▶ [Task description]: Write out the whole of the material exactly.

(Dataset records)
<<<<

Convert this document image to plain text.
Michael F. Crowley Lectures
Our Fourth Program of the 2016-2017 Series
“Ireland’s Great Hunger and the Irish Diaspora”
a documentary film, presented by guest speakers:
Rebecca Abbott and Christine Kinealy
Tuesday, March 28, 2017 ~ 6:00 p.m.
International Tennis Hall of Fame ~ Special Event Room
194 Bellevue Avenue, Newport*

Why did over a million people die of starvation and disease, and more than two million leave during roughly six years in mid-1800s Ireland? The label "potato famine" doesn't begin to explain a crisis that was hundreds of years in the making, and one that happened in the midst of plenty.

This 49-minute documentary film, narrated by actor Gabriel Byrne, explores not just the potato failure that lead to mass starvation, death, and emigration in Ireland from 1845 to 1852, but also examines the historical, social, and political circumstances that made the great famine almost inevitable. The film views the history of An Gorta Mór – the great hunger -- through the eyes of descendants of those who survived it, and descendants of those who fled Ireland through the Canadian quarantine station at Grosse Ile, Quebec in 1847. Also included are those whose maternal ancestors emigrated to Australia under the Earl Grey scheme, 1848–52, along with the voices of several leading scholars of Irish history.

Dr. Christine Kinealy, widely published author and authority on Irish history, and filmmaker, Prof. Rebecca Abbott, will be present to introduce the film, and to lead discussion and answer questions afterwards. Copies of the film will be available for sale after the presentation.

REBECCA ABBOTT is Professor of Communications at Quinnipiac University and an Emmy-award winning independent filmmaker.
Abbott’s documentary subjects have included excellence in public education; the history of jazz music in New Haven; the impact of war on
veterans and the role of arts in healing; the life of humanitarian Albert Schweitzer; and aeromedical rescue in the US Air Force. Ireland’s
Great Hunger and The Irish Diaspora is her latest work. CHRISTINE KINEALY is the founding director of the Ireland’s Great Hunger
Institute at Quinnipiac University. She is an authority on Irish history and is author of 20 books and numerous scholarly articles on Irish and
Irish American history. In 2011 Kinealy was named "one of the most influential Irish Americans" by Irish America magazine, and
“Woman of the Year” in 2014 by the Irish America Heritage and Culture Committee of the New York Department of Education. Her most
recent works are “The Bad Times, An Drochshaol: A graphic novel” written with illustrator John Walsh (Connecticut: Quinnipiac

>>>>

▶ [Exercise answer]:
Convert this document image to plain text.
Michael F. Crowley Lectures
Our Fourth Program of the 2016-2017 Series
“Ireland’s Great Hunger and the Irish Diaspora”
a documentary film, presented by guest speakers:
Rebecca Abbott and Christine Kinealy
Tuesday, March 28, 2017 ~ 6:00 p.m.
International Tennis Hall of Fame ~ Special Event Room
194 Bellevue Avenue, Newport*

Why did over a million people die of starvation and disease, and more than two million leave during roughly six years in mid-1800s Ireland? The label "potato famine" doesn't begin to explain a crisis that was hundreds of years in the making, and one that happened in the midst of plenty.

This 49-minute documentary film, narrated by actor Gabriel Byrne, explores not just the potato failure that lead to mass starvation, death, and emigration in Ireland from 1845 to 1852, but also examines the historical, social, and political circumstances that made the great famine almost inevitable. The film views the history of An Gorta Mór – the great hunger -- through the eyes of descendants of those who survived it, and descendants of those who fled Ireland through the Canadian quarantine station at Grosse Ile, Quebec in 1847. Also included are those whose maternal ancestors emigrated to Australia under the Earl Grey scheme, 1848–52, along with the voices of several leading scholars of Irish history.

Dr. Christine Kinealy, widely published author and authority on Irish history, and filmmaker, Prof. Rebecca Abbott, will be present to introduce the film, and to lead discussion and answer questions afterwards. Copies of the film will be available for sale after the presentation.

REBECCA ABBOTT is Professor of Communications at Quinnipiac University and an Emmy-award winning independent filmmaker.
Abbott’s documentary subjects have included excellence in public education; the history of jazz music in New Haven; the impact of war on
veterans and the role of arts in healing; the life of humanitarian Albert Schweitzer; and aeromedical rescue in the US Air Force. Ireland’s
Great Hunger and The Irish Diaspora is her latest work. CHRISTINE KINEALY is the founding director of the Ireland’s Great Hunger
Institute at Quinnipiac University. She is an authority on Irish history and is author of 20 books and numerous scholarly articles on Irish and
Irish American history. In 2011 Kinealy was named "one of the most influential Irish Americans" by Irish America magazine, and
“Woman of the Year” in 2014 by the Irish America Heritage and Culture Committee of the New York Department of Education. Her most
recent works are “The Bad Times, An Drochshaol: A graphic novel” written with illustrator John Walsh (Connecticut: Quinnipiac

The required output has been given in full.